>> begin Source records

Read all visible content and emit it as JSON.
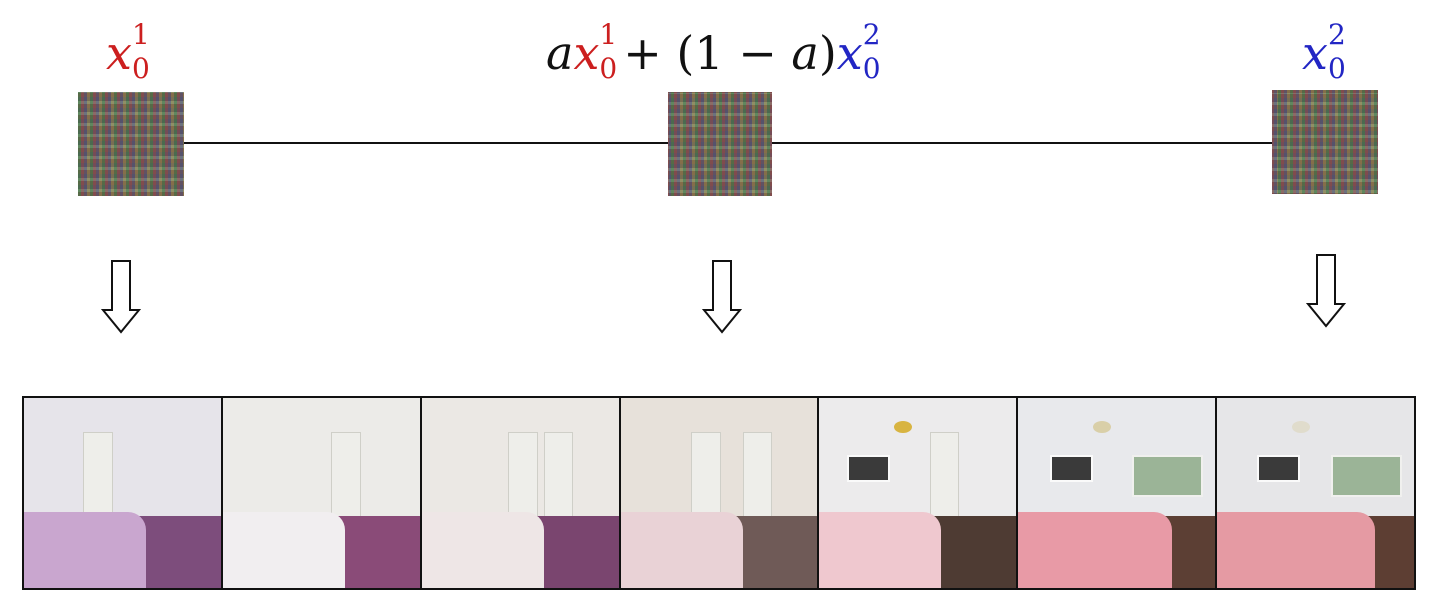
{
  "labels": {
    "left": {
      "var": "x",
      "sup": "1",
      "sub": "0",
      "color": "#cc1f1f"
    },
    "middle": {
      "a": "a",
      "plus": "+ (1 − ",
      "a2": "a",
      "close": ")",
      "var1": "x",
      "sup1": "1",
      "sub1": "0",
      "var2": "x",
      "sup2": "2",
      "sub2": "0"
    },
    "right": {
      "var": "x",
      "sup": "2",
      "sub": "0",
      "color": "#2226c4"
    }
  },
  "nodes": [
    "noise-left",
    "noise-middle",
    "noise-right"
  ],
  "arrows": [
    "down-arrow-icon",
    "down-arrow-icon",
    "down-arrow-icon"
  ],
  "images": [
    {
      "scene": "bedroom",
      "wall": "#e6e4ea",
      "floor": "#7d4d7c",
      "bed": "#c9a6cf"
    },
    {
      "scene": "bedroom",
      "wall": "#ecebe8",
      "floor": "#8a4b78",
      "bed": "#f1eef0"
    },
    {
      "scene": "bedroom",
      "wall": "#ebe8e4",
      "floor": "#7a456f",
      "bed": "#eee6e6"
    },
    {
      "scene": "bedroom",
      "wall": "#e7e1da",
      "floor": "#6f5a57",
      "bed": "#e9d2d6"
    },
    {
      "scene": "bedroom",
      "wall": "#ecebec",
      "floor": "#4e3b33",
      "bed": "#efc8cf"
    },
    {
      "scene": "bedroom",
      "wall": "#e8e9ec",
      "floor": "#5c3f34",
      "bed": "#e89aa6"
    },
    {
      "scene": "bedroom",
      "wall": "#e6e6e8",
      "floor": "#5d3e33",
      "bed": "#e59aa3"
    }
  ]
}
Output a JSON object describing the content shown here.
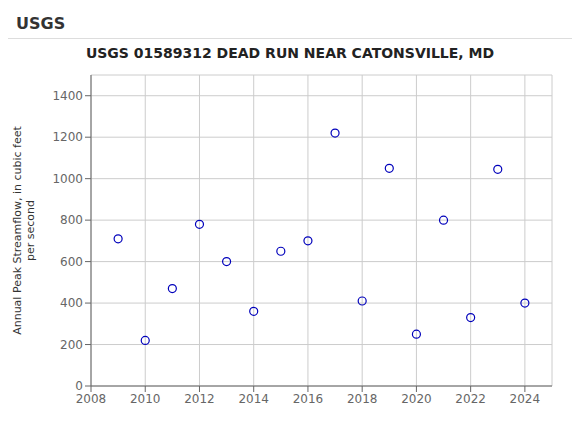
{
  "chart_data": {
    "type": "scatter",
    "title": "USGS 01589312 DEAD RUN NEAR CATONSVILLE, MD",
    "annotations": [
      "USGS"
    ],
    "ylabel": "Annual Peak Streamflow, in cubic feet\nper second",
    "x": [
      2009,
      2010,
      2011,
      2012,
      2013,
      2014,
      2015,
      2016,
      2017,
      2018,
      2019,
      2020,
      2021,
      2022,
      2023,
      2024
    ],
    "values": [
      710,
      220,
      470,
      780,
      600,
      360,
      650,
      700,
      1220,
      410,
      1050,
      250,
      800,
      330,
      1045,
      400
    ],
    "color": "#0000BB",
    "marker": "circle",
    "xlim": [
      2008,
      2025
    ],
    "ylim": [
      0,
      1500
    ],
    "xticks": [
      2008,
      2010,
      2012,
      2014,
      2016,
      2018,
      2020,
      2022,
      2024
    ],
    "yticks": [
      0,
      200,
      400,
      600,
      800,
      1000,
      1200,
      1400
    ],
    "grid": true
  }
}
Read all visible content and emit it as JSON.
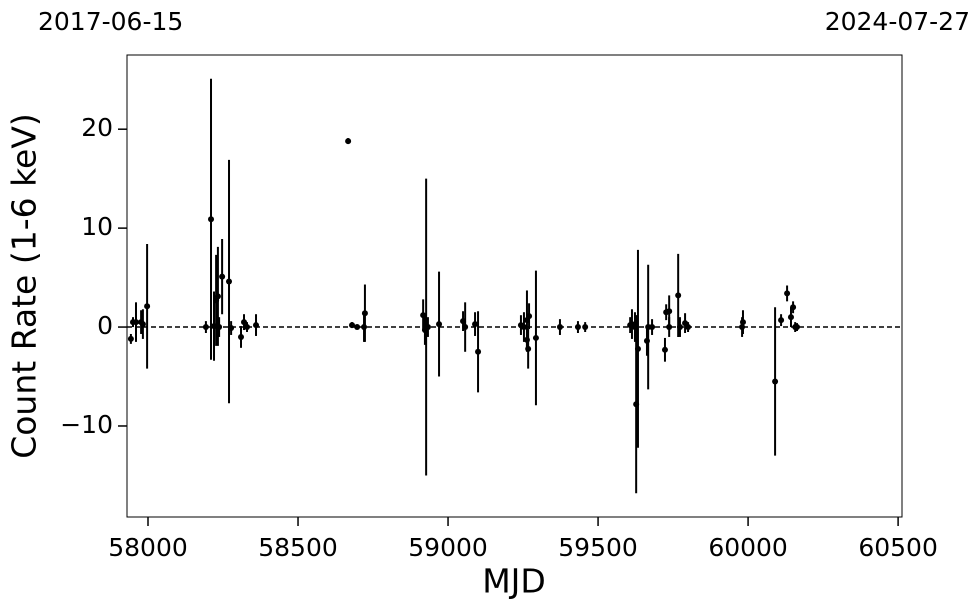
{
  "chart_data": {
    "type": "errorbar",
    "xlabel": "MJD",
    "ylabel": "Count Rate (1-6 keV)",
    "top_labels": [
      "2017-06-15",
      "2024-07-27"
    ],
    "xlim": [
      57930,
      60513
    ],
    "ylim": [
      -19.2,
      27.5
    ],
    "xticks": [
      58000,
      58500,
      59000,
      59500,
      60000,
      60500
    ],
    "yticks": [
      {
        "value": -10,
        "label": "−10"
      },
      0,
      10,
      20
    ],
    "hline": 0,
    "color": "#000000",
    "x": [
      57943,
      57950,
      57960,
      57977,
      57983,
      57997,
      58193,
      58210,
      58220,
      58227,
      58233,
      58237,
      58247,
      58270,
      58277,
      58310,
      58320,
      58330,
      58360,
      58667,
      58680,
      58697,
      58720,
      58723,
      58917,
      58923,
      58927,
      58933,
      58970,
      59050,
      59057,
      59100,
      59090,
      59243,
      59253,
      59263,
      59263,
      59267,
      59270,
      59293,
      59373,
      59433,
      59457,
      59607,
      59613,
      59623,
      59627,
      59633,
      59663,
      59667,
      59680,
      59723,
      59727,
      59737,
      59737,
      59767,
      59773,
      59790,
      59800,
      59980,
      59983,
      60090,
      60110,
      60130,
      60143,
      60150,
      60157,
      60163
    ],
    "values": [
      -1.2,
      0.5,
      0.5,
      0.5,
      0.3,
      2.1,
      0,
      10.9,
      0.1,
      2.7,
      3.1,
      0,
      5.1,
      4.6,
      -0.1,
      -1,
      0.5,
      0,
      0.2,
      18.8,
      0.2,
      0,
      0,
      1.4,
      1.2,
      -0.3,
      0,
      0,
      0.3,
      0.6,
      0,
      -2.5,
      0.3,
      0.2,
      0,
      0.7,
      -1.3,
      -2.2,
      1.1,
      -1.1,
      0,
      0,
      0,
      0.2,
      0.3,
      0,
      -7.8,
      -2.2,
      -1.4,
      0,
      0,
      -2.3,
      1.5,
      1.6,
      0,
      3.2,
      0,
      0.4,
      0,
      0,
      0.5,
      -5.5,
      0.7,
      3.4,
      1,
      2,
      0,
      0
    ],
    "errors": [
      0.5,
      0.5,
      2,
      1.2,
      1.5,
      6.3,
      0.6,
      14.2,
      3.5,
      4.6,
      5,
      1,
      3.8,
      12.3,
      0.7,
      1.1,
      0.8,
      0.5,
      1.1,
      0.3,
      0.3,
      0.2,
      1.5,
      2.9,
      1.6,
      1.5,
      15,
      1,
      5.3,
      1,
      2.5,
      4.1,
      1.2,
      1,
      1.5,
      3,
      1.2,
      2,
      1.3,
      6.8,
      0.8,
      0.6,
      0.5,
      0.8,
      1.5,
      1.5,
      9,
      10,
      1.5,
      6.3,
      0.8,
      1.2,
      0.8,
      1.6,
      1,
      4.2,
      1,
      1,
      0.5,
      1,
      1.2,
      7.5,
      0.6,
      0.8,
      1,
      0.6,
      0.5,
      0.4
    ]
  }
}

>> end Source records

Leave out all images, then reproduce the entries above exactly.

Read all visible content and emit it as JSON.
{
  "labels": {
    "left": {
      "var": "x",
      "sup": "1",
      "sub": "0",
      "color": "#cc1f1f"
    },
    "middle": {
      "a": "a",
      "plus": "+ (1 − ",
      "a2": "a",
      "close": ")",
      "var1": "x",
      "sup1": "1",
      "sub1": "0",
      "var2": "x",
      "sup2": "2",
      "sub2": "0"
    },
    "right": {
      "var": "x",
      "sup": "2",
      "sub": "0",
      "color": "#2226c4"
    }
  },
  "nodes": [
    "noise-left",
    "noise-middle",
    "noise-right"
  ],
  "arrows": [
    "down-arrow-icon",
    "down-arrow-icon",
    "down-arrow-icon"
  ],
  "images": [
    {
      "scene": "bedroom",
      "wall": "#e6e4ea",
      "floor": "#7d4d7c",
      "bed": "#c9a6cf"
    },
    {
      "scene": "bedroom",
      "wall": "#ecebe8",
      "floor": "#8a4b78",
      "bed": "#f1eef0"
    },
    {
      "scene": "bedroom",
      "wall": "#ebe8e4",
      "floor": "#7a456f",
      "bed": "#eee6e6"
    },
    {
      "scene": "bedroom",
      "wall": "#e7e1da",
      "floor": "#6f5a57",
      "bed": "#e9d2d6"
    },
    {
      "scene": "bedroom",
      "wall": "#ecebec",
      "floor": "#4e3b33",
      "bed": "#efc8cf"
    },
    {
      "scene": "bedroom",
      "wall": "#e8e9ec",
      "floor": "#5c3f34",
      "bed": "#e89aa6"
    },
    {
      "scene": "bedroom",
      "wall": "#e6e6e8",
      "floor": "#5d3e33",
      "bed": "#e59aa3"
    }
  ]
}
Output a JSON object describing the content shown here.
{
  "chart_data": {
    "type": "scatter",
    "title": "USGS 01589312 DEAD RUN NEAR CATONSVILLE, MD",
    "annotations": [
      "USGS"
    ],
    "ylabel": "Annual Peak Streamflow, in cubic feet\nper second",
    "x": [
      2009,
      2010,
      2011,
      2012,
      2013,
      2014,
      2015,
      2016,
      2017,
      2018,
      2019,
      2020,
      2021,
      2022,
      2023,
      2024
    ],
    "values": [
      710,
      220,
      470,
      780,
      600,
      360,
      650,
      700,
      1220,
      410,
      1050,
      250,
      800,
      330,
      1045,
      400
    ],
    "color": "#0000BB",
    "marker": "circle",
    "xlim": [
      2008,
      2025
    ],
    "ylim": [
      0,
      1500
    ],
    "xticks": [
      2008,
      2010,
      2012,
      2014,
      2016,
      2018,
      2020,
      2022,
      2024
    ],
    "yticks": [
      0,
      200,
      400,
      600,
      800,
      1000,
      1200,
      1400
    ],
    "grid": true
  }
}
Read all visible content and emit it as JSON.
{
  "chart_data": {
    "type": "errorbar",
    "xlabel": "MJD",
    "ylabel": "Count Rate (1-6 keV)",
    "top_labels": [
      "2017-06-15",
      "2024-07-27"
    ],
    "xlim": [
      57930,
      60513
    ],
    "ylim": [
      -19.2,
      27.5
    ],
    "xticks": [
      58000,
      58500,
      59000,
      59500,
      60000,
      60500
    ],
    "yticks": [
      {
        "value": -10,
        "label": "−10"
      },
      0,
      10,
      20
    ],
    "hline": 0,
    "color": "#000000",
    "x": [
      57943,
      57950,
      57960,
      57977,
      57983,
      57997,
      58193,
      58210,
      58220,
      58227,
      58233,
      58237,
      58247,
      58270,
      58277,
      58310,
      58320,
      58330,
      58360,
      58667,
      58680,
      58697,
      58720,
      58723,
      58917,
      58923,
      58927,
      58933,
      58970,
      59050,
      59057,
      59100,
      59090,
      59243,
      59253,
      59263,
      59263,
      59267,
      59270,
      59293,
      59373,
      59433,
      59457,
      59607,
      59613,
      59623,
      59627,
      59633,
      59663,
      59667,
      59680,
      59723,
      59727,
      59737,
      59737,
      59767,
      59773,
      59790,
      59800,
      59980,
      59983,
      60090,
      60110,
      60130,
      60143,
      60150,
      60157,
      60163
    ],
    "values": [
      -1.2,
      0.5,
      0.5,
      0.5,
      0.3,
      2.1,
      0,
      10.9,
      0.1,
      2.7,
      3.1,
      0,
      5.1,
      4.6,
      -0.1,
      -1,
      0.5,
      0,
      0.2,
      18.8,
      0.2,
      0,
      0,
      1.4,
      1.2,
      -0.3,
      0,
      0,
      0.3,
      0.6,
      0,
      -2.5,
      0.3,
      0.2,
      0,
      0.7,
      -1.3,
      -2.2,
      1.1,
      -1.1,
      0,
      0,
      0,
      0.2,
      0.3,
      0,
      -7.8,
      -2.2,
      -1.4,
      0,
      0,
      -2.3,
      1.5,
      1.6,
      0,
      3.2,
      0,
      0.4,
      0,
      0,
      0.5,
      -5.5,
      0.7,
      3.4,
      1,
      2,
      0,
      0
    ],
    "errors": [
      0.5,
      0.5,
      2,
      1.2,
      1.5,
      6.3,
      0.6,
      14.2,
      3.5,
      4.6,
      5,
      1,
      3.8,
      12.3,
      0.7,
      1.1,
      0.8,
      0.5,
      1.1,
      0.3,
      0.3,
      0.2,
      1.5,
      2.9,
      1.6,
      1.5,
      15,
      1,
      5.3,
      1,
      2.5,
      4.1,
      1.2,
      1,
      1.5,
      3,
      1.2,
      2,
      1.3,
      6.8,
      0.8,
      0.6,
      0.5,
      0.8,
      1.5,
      1.5,
      9,
      10,
      1.5,
      6.3,
      0.8,
      1.2,
      0.8,
      1.6,
      1,
      4.2,
      1,
      1,
      0.5,
      1,
      1.2,
      7.5,
      0.6,
      0.8,
      1,
      0.6,
      0.5,
      0.4
    ]
  }
}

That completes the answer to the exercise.